- [Source material]
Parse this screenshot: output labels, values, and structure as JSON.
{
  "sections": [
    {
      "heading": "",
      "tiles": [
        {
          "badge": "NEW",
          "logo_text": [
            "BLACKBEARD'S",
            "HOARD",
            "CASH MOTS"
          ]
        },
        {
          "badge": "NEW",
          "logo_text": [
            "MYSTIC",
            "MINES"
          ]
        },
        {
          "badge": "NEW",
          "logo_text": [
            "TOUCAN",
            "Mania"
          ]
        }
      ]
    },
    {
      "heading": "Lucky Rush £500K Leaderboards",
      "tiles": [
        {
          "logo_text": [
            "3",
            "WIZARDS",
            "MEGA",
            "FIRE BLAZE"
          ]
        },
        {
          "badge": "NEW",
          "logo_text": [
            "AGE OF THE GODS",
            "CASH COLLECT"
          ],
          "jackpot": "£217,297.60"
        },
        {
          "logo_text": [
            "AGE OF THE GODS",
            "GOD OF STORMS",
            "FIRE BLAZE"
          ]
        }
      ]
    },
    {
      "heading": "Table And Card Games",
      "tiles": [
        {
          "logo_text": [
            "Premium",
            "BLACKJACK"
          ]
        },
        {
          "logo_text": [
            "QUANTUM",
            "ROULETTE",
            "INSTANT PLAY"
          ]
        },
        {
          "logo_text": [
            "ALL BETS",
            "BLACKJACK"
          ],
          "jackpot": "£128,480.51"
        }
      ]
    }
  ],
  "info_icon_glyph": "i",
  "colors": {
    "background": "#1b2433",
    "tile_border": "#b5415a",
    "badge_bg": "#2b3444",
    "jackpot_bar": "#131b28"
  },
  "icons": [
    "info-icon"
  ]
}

- [Problem requirements] In the entries above, count every line containing the word "heading". Write only the total.

- [Task answer] 3